● **Task**: Filter the entries that follow, copying every line in which the word "Rezultati" appears.

● **Dataset**:
···

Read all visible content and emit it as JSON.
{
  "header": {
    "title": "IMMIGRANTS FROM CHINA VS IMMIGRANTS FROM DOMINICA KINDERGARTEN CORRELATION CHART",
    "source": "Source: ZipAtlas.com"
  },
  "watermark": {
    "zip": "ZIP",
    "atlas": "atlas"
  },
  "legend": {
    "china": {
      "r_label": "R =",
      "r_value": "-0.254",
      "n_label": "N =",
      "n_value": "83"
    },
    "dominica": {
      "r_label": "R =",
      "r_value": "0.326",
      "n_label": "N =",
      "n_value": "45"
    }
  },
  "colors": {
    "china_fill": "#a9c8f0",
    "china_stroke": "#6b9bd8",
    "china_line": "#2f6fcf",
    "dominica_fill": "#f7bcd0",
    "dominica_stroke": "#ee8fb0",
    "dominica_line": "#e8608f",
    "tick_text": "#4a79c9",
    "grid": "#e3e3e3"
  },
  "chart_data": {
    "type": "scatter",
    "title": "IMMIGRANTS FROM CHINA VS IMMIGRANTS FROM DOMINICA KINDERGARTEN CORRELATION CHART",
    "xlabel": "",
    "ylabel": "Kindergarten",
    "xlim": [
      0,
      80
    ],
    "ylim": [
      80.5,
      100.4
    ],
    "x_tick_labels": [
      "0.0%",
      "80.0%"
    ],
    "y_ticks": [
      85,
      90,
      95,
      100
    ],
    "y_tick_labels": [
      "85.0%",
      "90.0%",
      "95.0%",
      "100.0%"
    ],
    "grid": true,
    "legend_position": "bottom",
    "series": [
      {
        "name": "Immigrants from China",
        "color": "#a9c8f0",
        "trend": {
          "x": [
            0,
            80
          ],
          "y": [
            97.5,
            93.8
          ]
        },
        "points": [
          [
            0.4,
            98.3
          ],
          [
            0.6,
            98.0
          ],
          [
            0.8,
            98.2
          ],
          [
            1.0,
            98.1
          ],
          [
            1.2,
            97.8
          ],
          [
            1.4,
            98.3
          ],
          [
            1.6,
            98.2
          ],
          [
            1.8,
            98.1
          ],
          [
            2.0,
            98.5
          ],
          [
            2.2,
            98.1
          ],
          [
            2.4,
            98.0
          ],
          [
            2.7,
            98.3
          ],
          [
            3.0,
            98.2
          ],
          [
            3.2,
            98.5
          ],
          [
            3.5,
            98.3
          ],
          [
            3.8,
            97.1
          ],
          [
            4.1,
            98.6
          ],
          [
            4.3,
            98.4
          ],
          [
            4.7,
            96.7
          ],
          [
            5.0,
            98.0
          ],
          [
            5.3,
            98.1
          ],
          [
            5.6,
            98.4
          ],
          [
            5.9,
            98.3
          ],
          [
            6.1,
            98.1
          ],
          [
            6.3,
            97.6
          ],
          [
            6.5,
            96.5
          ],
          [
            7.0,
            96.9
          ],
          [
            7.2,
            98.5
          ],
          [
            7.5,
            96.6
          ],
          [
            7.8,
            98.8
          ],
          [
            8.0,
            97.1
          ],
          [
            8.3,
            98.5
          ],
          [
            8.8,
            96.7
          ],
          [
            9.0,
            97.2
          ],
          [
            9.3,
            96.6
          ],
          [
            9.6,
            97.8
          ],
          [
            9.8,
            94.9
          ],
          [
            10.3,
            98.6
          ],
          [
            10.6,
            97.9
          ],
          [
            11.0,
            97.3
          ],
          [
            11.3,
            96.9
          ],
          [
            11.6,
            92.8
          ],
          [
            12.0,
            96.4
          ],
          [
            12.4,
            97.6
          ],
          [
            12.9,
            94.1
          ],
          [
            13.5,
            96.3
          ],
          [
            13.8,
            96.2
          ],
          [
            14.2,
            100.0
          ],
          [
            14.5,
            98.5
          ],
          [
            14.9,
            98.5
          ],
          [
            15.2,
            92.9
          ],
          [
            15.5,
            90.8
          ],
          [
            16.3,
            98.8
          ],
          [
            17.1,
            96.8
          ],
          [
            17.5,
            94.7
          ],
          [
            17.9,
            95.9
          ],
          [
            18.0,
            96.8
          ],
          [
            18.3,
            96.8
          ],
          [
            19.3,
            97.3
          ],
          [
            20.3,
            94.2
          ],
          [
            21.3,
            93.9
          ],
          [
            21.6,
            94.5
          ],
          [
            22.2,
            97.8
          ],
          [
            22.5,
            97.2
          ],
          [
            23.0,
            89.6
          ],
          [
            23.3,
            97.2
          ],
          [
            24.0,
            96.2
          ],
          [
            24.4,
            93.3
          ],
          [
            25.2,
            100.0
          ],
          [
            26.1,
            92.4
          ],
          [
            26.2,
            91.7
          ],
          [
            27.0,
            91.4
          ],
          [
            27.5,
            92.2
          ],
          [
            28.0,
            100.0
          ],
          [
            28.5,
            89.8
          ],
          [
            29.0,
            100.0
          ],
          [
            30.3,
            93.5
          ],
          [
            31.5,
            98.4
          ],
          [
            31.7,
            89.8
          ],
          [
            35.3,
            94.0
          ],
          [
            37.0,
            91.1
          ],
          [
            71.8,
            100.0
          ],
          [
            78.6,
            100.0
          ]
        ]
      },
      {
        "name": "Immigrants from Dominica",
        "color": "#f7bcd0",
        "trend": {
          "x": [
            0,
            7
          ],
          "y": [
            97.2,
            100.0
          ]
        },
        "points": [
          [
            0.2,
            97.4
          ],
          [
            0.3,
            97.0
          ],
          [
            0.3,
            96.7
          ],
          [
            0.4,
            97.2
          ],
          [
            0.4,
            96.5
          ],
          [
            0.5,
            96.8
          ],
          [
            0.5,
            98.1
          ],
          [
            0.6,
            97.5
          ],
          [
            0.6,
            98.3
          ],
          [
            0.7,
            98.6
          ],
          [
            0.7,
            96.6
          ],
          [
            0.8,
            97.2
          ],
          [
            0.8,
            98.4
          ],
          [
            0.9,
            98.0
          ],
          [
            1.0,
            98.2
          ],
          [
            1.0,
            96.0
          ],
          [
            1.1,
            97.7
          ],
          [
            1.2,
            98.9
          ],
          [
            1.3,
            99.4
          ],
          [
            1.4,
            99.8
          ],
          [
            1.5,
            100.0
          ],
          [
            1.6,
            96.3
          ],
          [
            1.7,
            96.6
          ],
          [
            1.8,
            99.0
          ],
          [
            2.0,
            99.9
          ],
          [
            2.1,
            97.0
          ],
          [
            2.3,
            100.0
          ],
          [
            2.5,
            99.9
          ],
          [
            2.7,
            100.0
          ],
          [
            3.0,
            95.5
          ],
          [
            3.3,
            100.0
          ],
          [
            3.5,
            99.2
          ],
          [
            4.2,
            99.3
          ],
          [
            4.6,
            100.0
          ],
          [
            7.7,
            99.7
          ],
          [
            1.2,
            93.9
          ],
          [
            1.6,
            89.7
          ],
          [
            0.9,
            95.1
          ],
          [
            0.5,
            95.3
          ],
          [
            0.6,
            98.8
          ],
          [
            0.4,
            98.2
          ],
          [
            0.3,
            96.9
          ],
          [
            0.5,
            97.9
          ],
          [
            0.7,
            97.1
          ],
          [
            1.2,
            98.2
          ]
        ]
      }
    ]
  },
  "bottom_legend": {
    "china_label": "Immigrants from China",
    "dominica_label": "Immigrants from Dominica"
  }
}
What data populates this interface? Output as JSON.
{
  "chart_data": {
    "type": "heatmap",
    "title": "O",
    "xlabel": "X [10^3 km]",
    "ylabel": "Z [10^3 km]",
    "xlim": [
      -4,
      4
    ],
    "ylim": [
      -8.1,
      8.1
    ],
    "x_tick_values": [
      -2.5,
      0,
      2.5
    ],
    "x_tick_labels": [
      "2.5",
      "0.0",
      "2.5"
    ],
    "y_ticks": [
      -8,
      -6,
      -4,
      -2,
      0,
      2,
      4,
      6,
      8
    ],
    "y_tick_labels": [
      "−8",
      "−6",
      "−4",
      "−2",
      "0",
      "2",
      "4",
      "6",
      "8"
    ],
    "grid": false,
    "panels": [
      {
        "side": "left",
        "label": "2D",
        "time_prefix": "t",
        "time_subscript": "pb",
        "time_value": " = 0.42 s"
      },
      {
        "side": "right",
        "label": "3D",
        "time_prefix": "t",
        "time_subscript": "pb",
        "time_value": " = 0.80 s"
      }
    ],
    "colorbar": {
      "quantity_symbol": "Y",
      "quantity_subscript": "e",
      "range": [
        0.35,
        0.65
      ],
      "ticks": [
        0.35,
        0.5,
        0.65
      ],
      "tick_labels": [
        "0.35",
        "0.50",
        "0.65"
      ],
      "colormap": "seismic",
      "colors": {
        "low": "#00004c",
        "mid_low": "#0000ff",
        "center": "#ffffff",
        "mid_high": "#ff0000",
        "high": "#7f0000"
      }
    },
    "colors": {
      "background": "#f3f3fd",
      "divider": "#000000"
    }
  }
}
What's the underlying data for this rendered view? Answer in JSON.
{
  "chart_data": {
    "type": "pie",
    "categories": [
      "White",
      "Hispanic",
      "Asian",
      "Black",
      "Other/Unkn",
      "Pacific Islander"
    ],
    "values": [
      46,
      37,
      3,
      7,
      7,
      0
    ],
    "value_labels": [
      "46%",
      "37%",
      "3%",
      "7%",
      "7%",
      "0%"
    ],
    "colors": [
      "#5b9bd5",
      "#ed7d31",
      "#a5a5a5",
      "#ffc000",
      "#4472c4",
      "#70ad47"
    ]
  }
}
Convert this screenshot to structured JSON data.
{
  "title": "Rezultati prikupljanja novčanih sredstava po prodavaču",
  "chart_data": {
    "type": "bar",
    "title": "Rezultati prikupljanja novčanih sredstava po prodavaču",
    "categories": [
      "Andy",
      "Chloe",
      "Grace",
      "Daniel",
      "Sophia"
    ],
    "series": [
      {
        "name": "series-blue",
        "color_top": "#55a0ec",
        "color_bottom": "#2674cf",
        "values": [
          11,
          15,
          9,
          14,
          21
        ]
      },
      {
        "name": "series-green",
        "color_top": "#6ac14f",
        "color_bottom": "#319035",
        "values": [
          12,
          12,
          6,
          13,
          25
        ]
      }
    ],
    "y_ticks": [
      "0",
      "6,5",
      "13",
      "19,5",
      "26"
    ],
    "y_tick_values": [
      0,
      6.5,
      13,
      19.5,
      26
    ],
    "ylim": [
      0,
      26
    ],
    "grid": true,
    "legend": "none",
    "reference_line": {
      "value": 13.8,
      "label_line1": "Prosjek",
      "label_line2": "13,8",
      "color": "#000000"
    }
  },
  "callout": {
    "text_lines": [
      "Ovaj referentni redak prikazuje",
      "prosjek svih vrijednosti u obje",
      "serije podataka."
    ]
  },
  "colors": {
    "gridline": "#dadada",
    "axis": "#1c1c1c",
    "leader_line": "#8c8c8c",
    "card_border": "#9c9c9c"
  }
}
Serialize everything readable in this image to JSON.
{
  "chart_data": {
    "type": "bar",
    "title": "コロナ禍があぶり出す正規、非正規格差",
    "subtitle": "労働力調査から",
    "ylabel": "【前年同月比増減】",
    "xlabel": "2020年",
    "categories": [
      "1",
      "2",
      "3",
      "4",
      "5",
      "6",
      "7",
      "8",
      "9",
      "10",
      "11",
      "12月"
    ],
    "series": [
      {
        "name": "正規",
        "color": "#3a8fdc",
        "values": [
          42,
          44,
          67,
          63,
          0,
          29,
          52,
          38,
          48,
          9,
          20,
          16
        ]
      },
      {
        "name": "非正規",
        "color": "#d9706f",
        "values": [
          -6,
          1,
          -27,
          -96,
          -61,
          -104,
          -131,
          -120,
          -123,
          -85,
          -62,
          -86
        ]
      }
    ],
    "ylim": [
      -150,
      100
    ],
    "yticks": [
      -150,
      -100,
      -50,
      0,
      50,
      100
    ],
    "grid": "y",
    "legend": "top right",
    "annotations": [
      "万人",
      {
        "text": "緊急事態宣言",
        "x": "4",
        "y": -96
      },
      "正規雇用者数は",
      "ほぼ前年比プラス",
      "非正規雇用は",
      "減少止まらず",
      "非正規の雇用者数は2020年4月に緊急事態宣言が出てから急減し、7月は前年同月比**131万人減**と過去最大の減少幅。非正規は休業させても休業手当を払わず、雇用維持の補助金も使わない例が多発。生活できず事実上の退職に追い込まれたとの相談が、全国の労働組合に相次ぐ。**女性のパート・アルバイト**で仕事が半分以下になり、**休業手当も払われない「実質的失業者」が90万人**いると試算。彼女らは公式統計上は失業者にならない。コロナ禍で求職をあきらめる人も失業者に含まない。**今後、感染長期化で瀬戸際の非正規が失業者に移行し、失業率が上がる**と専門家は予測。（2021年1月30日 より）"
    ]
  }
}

···

● **Written answer**:
  "title": "Rezultati prikupljanja novčanih sredstava po prodavaču",
    "title": "Rezultati prikupljanja novčanih sredstava po prodavaču",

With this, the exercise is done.